_What to produce_
Within the records that follow, find every line containing the string "right". Copy those lines.

_Records shown_
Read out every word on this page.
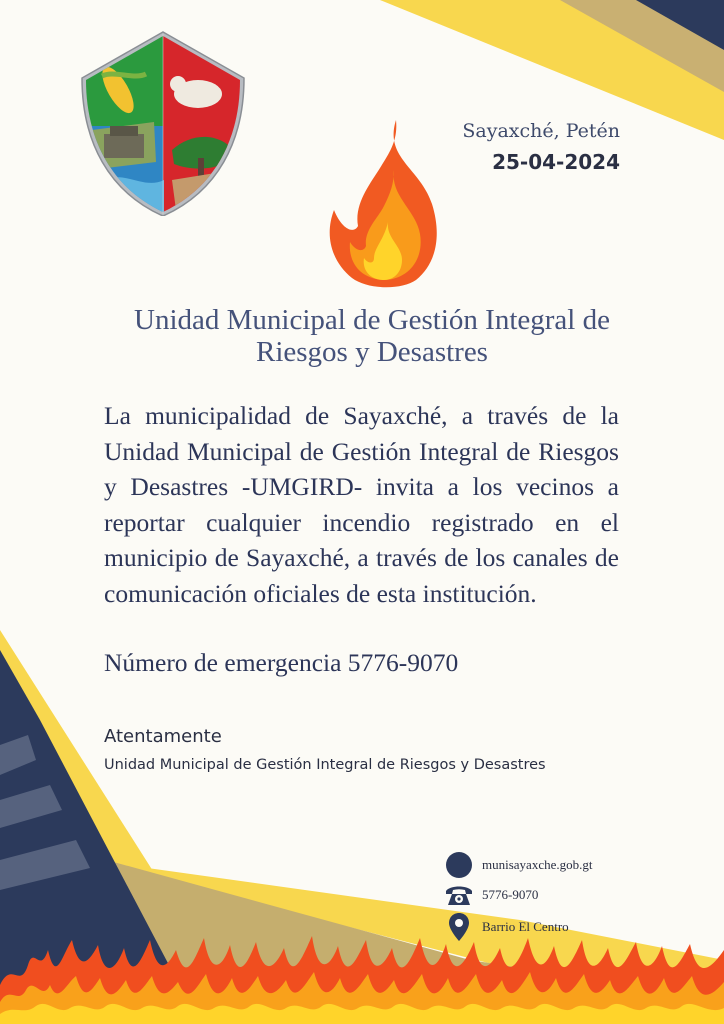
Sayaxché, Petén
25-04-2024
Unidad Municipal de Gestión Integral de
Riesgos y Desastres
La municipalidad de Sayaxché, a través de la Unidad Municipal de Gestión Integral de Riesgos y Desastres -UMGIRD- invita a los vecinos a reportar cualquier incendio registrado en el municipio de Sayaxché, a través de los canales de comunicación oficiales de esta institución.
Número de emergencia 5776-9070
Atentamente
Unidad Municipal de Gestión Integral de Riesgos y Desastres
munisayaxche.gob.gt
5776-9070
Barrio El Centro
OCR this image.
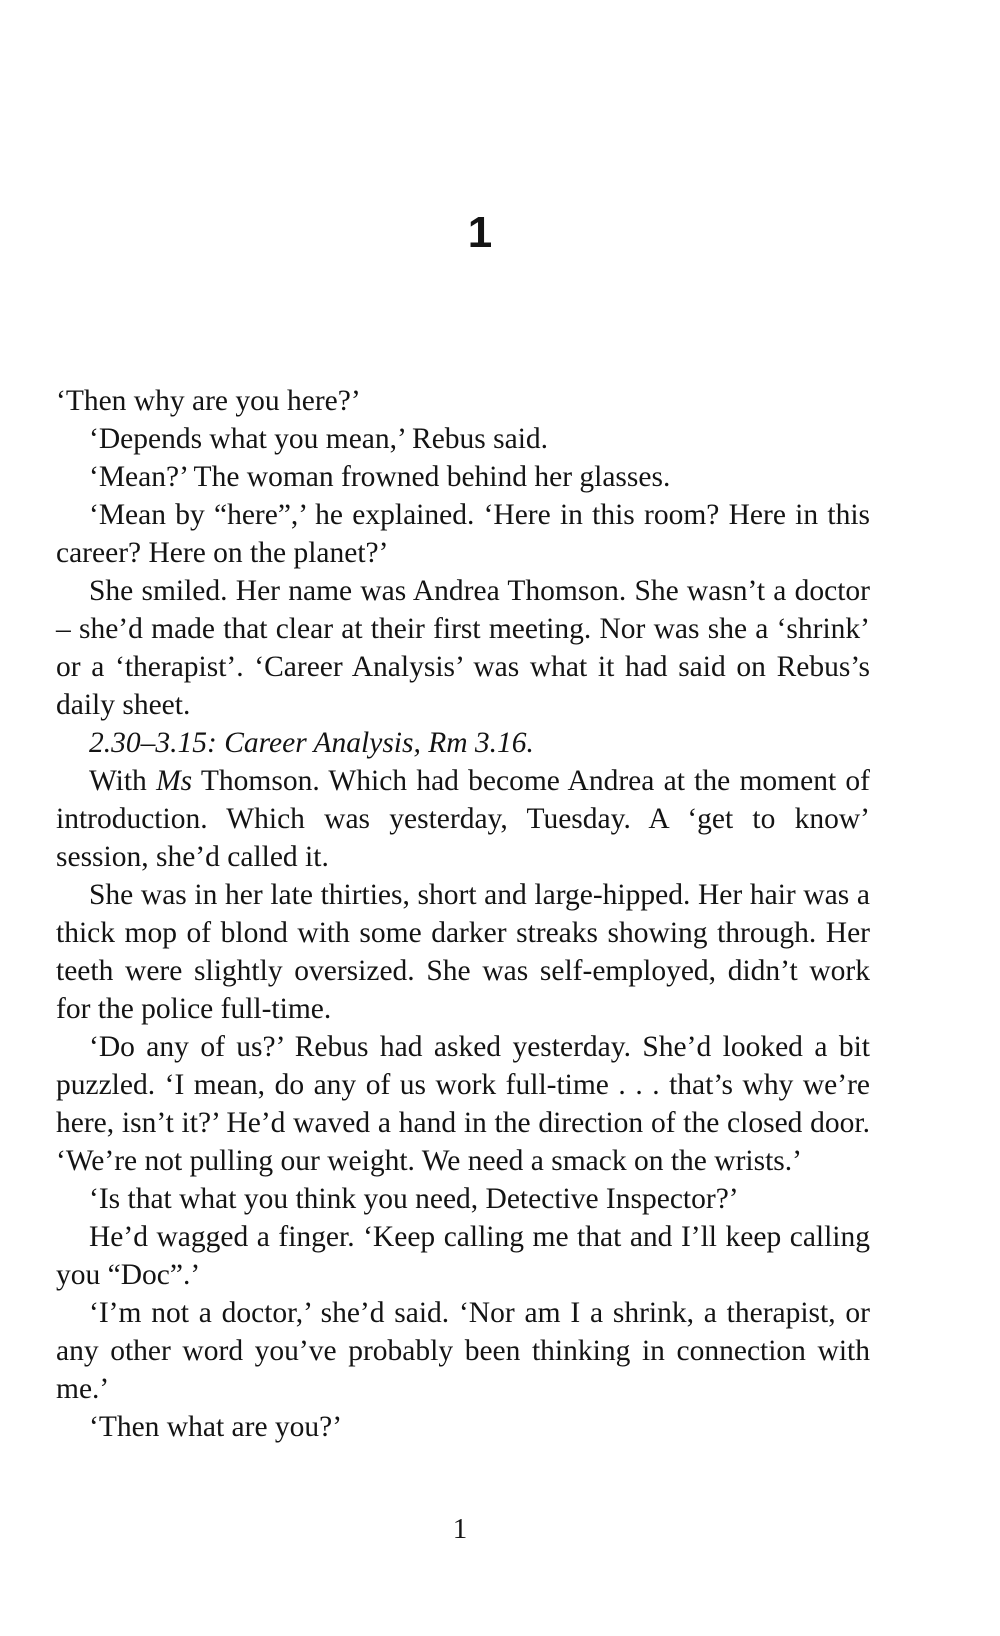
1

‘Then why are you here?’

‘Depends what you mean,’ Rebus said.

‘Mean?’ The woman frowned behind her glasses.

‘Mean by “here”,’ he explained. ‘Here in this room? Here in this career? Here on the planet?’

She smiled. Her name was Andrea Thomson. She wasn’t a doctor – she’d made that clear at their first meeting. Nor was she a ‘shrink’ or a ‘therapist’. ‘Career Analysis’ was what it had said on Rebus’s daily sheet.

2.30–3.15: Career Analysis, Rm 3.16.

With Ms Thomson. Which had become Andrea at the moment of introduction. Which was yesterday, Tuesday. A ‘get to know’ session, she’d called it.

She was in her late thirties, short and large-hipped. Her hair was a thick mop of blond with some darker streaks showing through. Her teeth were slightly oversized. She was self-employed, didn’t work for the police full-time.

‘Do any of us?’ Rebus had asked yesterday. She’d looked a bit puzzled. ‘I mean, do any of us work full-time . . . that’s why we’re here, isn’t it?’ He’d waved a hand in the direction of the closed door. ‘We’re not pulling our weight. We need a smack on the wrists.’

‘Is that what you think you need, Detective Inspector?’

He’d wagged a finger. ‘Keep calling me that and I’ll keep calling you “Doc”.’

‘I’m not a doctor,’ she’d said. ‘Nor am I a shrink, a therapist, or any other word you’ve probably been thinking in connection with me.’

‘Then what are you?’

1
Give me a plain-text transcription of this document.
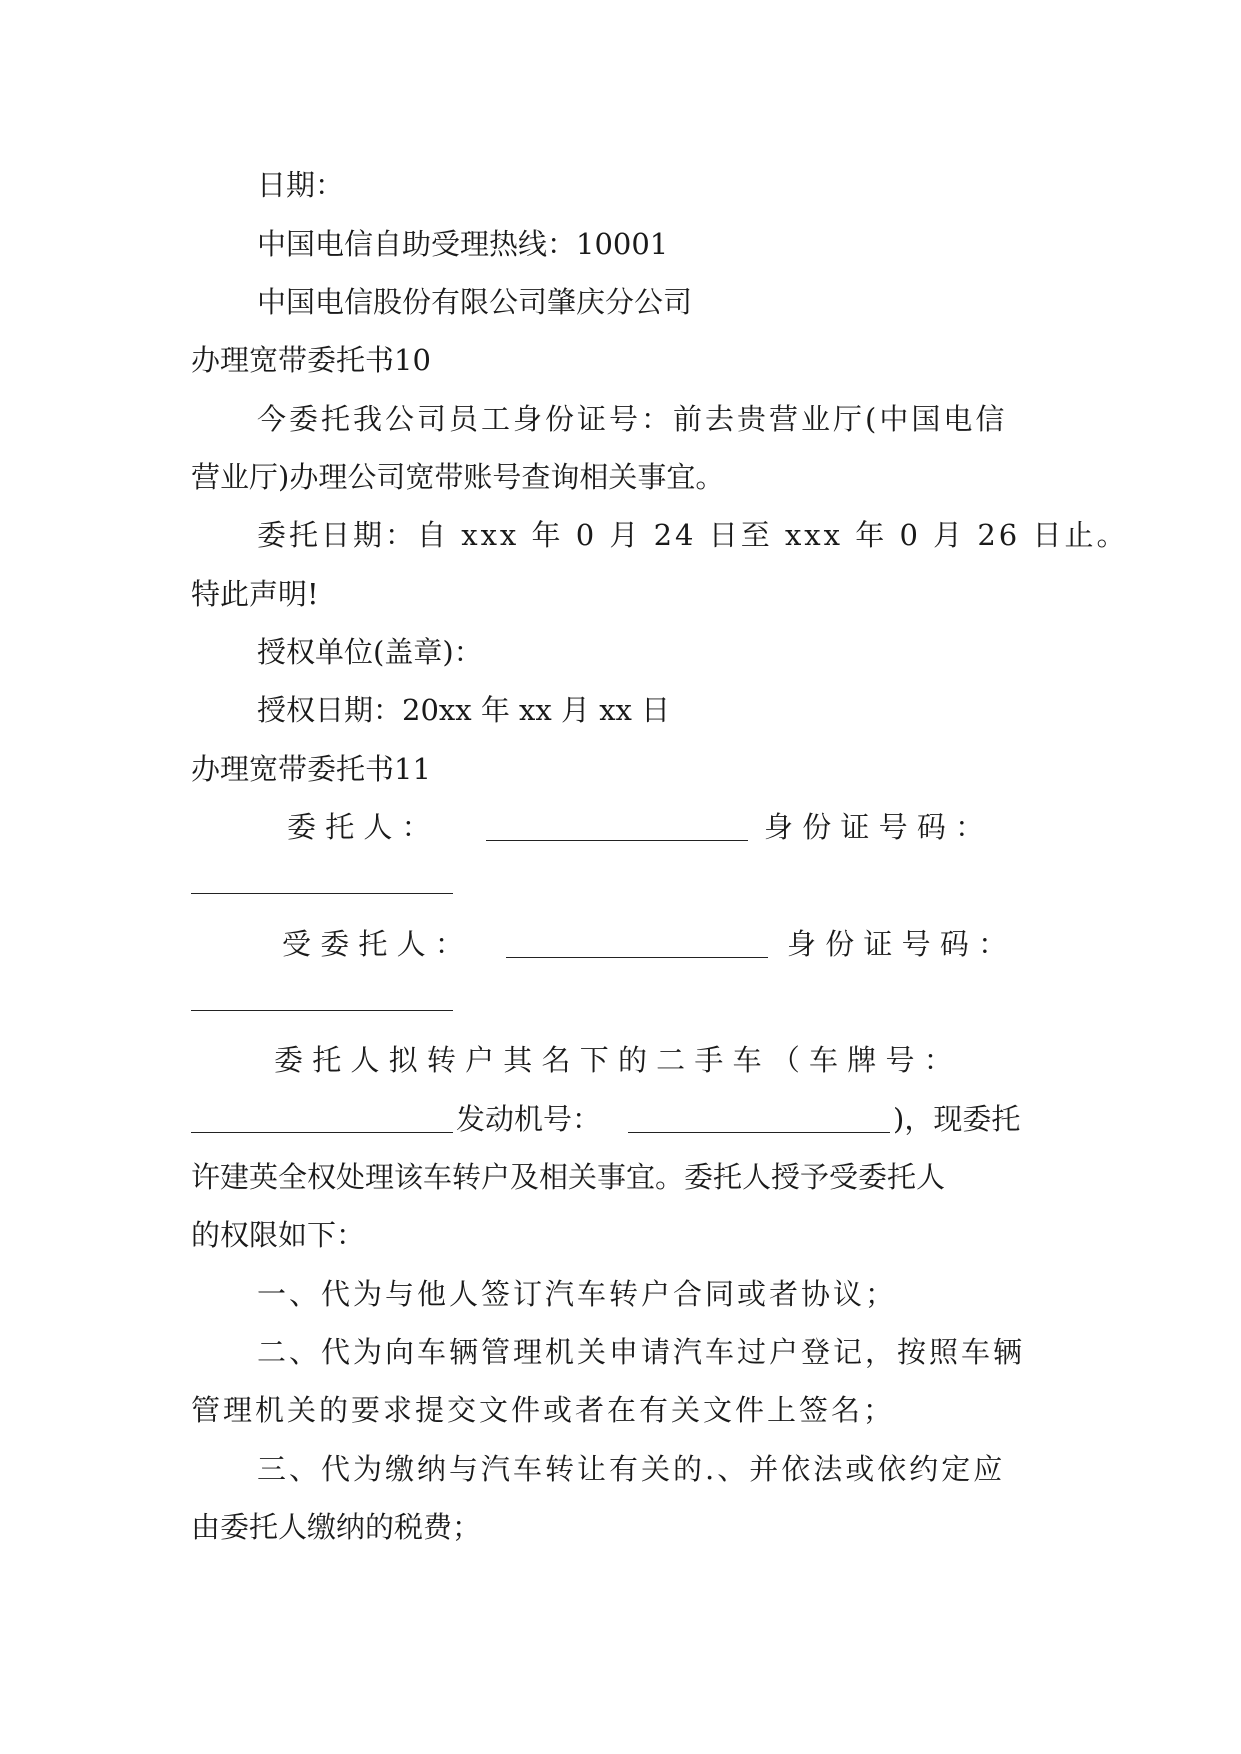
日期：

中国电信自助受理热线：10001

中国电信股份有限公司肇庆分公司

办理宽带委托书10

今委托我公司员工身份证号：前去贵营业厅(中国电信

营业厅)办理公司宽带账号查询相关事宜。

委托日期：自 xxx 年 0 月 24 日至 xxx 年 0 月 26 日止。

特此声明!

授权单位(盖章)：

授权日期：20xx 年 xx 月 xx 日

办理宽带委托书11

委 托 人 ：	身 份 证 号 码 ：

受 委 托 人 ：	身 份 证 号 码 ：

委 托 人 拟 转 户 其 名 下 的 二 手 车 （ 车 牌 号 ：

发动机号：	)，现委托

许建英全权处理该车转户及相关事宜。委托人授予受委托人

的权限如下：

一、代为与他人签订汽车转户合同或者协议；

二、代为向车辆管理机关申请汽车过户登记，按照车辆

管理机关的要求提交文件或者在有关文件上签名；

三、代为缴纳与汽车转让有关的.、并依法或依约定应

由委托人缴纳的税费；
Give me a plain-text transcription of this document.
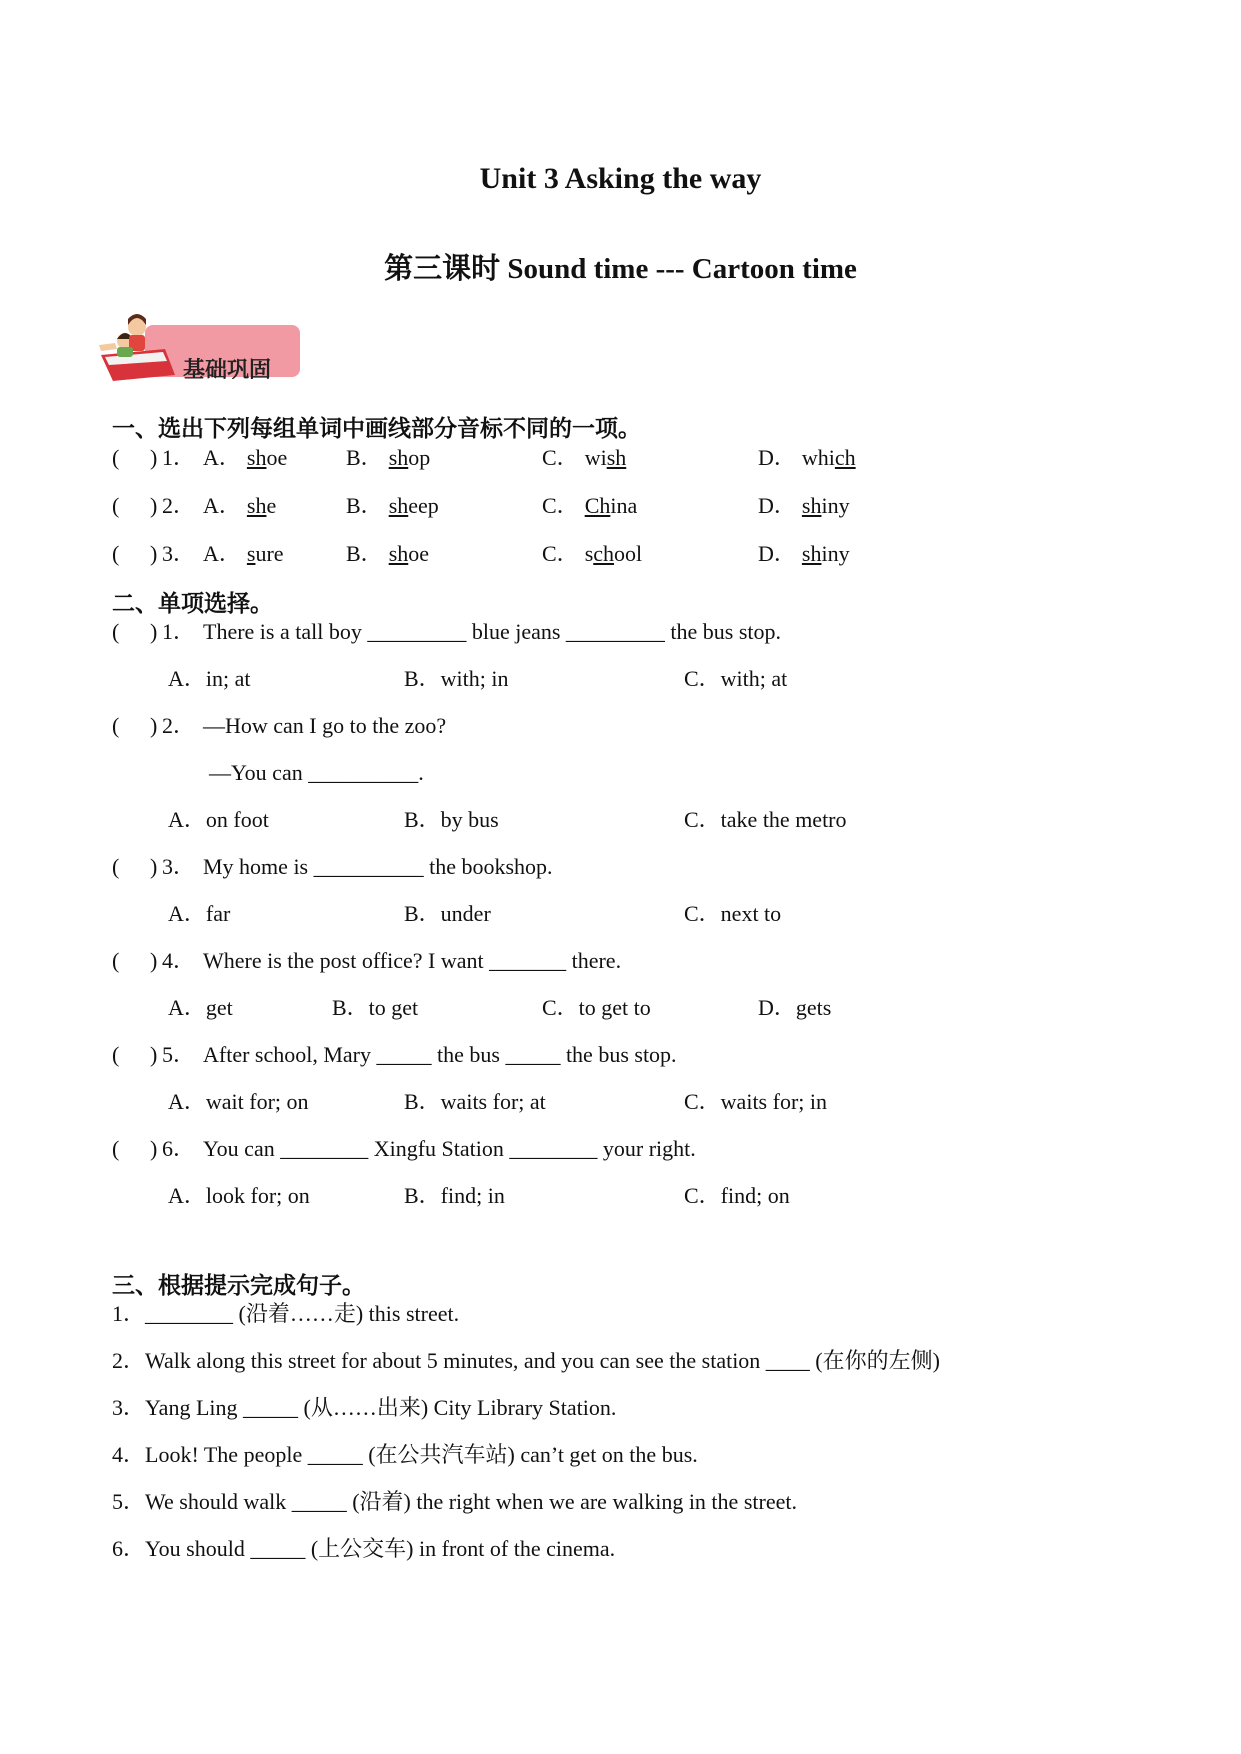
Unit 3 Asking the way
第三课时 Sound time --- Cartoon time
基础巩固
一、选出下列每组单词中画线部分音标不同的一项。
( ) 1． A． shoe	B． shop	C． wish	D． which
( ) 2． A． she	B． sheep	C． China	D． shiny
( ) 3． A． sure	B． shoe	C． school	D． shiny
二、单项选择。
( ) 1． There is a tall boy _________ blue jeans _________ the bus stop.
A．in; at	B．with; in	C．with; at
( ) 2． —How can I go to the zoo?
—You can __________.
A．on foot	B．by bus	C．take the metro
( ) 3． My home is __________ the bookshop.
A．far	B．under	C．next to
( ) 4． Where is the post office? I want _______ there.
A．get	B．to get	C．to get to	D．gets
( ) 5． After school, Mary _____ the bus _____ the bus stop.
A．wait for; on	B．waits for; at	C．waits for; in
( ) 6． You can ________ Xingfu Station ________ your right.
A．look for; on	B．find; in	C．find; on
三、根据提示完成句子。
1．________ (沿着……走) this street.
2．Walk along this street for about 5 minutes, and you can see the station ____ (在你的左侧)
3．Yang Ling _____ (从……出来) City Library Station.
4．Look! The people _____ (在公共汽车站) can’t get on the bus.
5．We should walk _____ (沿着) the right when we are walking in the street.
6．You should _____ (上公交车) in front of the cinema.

_In response_
( ) 6． You can ________ Xingfu Station ________ your right.
5．We should walk _____ (沿着) the right when we are walking in the street.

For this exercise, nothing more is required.